§ Exercise details
Find each line in the following listing that has the string "Late", then state the count and nothing else.

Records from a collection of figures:
* Start *
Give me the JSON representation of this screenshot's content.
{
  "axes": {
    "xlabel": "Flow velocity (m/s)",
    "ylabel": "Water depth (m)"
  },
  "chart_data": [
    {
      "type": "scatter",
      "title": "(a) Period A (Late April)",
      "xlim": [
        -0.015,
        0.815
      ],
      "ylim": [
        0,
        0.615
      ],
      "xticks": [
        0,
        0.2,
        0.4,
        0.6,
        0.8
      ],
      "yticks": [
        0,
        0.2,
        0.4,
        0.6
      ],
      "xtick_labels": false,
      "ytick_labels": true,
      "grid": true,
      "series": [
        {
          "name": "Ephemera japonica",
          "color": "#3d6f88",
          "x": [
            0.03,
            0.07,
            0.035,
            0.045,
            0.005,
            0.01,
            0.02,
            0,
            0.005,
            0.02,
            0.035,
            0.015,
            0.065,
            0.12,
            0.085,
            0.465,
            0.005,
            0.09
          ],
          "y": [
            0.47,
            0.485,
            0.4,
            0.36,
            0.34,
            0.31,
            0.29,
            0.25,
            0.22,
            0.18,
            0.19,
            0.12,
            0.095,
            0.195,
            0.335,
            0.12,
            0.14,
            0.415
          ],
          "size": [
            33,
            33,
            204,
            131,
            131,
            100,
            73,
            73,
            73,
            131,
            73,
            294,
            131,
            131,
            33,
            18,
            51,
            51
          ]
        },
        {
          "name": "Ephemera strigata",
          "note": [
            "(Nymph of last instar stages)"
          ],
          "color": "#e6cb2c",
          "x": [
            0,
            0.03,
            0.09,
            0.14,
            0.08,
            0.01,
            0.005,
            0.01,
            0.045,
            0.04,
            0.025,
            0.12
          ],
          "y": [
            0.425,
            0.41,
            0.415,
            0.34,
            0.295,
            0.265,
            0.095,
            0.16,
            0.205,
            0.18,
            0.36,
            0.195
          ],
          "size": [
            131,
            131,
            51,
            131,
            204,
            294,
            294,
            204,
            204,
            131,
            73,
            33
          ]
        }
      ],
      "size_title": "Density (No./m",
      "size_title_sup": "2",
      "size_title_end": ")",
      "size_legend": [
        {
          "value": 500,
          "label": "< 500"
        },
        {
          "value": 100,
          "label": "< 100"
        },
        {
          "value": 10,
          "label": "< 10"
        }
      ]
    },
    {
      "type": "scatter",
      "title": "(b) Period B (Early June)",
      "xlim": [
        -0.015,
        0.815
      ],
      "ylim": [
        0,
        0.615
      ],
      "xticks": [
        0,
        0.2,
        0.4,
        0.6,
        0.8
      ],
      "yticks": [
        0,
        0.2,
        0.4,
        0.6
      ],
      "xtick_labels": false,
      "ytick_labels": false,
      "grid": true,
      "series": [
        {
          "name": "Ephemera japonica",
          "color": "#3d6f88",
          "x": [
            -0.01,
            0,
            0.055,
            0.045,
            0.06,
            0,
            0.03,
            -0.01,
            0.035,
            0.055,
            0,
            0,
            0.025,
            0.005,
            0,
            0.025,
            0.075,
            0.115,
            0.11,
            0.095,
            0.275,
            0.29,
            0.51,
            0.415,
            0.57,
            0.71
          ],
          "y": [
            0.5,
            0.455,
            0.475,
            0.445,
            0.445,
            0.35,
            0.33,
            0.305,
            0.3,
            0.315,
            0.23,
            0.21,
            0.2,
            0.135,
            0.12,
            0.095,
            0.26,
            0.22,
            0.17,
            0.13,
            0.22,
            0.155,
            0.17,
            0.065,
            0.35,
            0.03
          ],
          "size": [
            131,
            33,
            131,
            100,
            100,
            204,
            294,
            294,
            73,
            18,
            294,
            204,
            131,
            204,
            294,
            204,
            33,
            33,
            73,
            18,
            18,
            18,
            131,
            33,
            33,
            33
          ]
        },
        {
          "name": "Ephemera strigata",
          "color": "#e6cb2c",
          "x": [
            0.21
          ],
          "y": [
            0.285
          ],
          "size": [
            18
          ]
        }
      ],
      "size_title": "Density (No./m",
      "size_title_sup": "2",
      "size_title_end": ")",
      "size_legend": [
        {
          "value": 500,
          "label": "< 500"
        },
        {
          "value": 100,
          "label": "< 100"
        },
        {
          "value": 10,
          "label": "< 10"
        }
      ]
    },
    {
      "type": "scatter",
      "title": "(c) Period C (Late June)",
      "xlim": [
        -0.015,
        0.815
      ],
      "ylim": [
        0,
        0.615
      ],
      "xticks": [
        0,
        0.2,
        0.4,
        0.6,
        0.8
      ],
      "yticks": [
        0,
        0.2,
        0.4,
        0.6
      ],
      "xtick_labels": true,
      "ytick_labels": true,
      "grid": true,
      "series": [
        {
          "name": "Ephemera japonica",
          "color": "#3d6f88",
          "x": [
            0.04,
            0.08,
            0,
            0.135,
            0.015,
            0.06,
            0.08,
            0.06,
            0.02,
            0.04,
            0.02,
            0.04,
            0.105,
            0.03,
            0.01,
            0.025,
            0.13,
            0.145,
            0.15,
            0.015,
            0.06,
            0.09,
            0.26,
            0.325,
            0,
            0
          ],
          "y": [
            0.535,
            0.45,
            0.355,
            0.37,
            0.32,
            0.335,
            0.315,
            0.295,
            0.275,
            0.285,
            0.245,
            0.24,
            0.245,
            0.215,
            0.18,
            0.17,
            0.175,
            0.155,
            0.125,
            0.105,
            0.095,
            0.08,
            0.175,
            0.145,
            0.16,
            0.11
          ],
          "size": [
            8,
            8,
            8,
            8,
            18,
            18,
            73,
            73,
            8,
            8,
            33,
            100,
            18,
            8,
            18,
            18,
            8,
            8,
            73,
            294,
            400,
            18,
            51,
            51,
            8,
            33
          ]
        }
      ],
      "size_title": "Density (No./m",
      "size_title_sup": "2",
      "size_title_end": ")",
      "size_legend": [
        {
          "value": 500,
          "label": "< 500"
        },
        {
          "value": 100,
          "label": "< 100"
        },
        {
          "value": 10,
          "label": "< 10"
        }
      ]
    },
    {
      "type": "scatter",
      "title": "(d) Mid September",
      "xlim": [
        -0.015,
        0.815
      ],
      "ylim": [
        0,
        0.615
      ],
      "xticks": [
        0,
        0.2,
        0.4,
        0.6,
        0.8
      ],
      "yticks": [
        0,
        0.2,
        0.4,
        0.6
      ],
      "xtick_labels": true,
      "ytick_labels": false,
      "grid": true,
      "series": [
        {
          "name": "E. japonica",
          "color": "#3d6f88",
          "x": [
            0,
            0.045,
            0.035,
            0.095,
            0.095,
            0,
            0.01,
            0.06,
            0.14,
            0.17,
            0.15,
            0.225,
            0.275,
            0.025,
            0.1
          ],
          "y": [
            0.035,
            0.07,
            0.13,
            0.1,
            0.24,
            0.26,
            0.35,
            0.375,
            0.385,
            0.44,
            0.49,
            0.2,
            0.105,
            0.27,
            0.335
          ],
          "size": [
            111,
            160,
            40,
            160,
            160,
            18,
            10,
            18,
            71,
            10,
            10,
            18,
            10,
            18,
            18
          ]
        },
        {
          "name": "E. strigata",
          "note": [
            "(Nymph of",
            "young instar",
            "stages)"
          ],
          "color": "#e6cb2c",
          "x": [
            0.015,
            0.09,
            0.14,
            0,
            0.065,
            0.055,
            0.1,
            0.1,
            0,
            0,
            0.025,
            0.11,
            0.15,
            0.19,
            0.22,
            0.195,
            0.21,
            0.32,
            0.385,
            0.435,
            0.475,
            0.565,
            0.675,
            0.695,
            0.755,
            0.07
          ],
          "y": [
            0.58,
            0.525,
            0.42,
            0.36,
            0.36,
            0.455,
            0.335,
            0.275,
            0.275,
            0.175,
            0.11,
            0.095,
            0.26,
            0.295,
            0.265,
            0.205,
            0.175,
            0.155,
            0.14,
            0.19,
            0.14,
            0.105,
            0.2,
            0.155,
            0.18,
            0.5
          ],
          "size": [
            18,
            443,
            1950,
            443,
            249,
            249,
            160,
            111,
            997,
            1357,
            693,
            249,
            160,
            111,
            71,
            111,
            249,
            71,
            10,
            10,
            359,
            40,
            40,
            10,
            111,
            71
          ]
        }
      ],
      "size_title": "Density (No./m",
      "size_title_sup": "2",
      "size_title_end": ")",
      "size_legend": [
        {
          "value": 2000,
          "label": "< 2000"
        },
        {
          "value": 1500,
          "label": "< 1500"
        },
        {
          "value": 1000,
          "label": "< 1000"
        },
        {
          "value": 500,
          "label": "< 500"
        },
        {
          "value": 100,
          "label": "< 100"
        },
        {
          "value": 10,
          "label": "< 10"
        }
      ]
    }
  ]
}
* End *
§ Answer to the exercise
2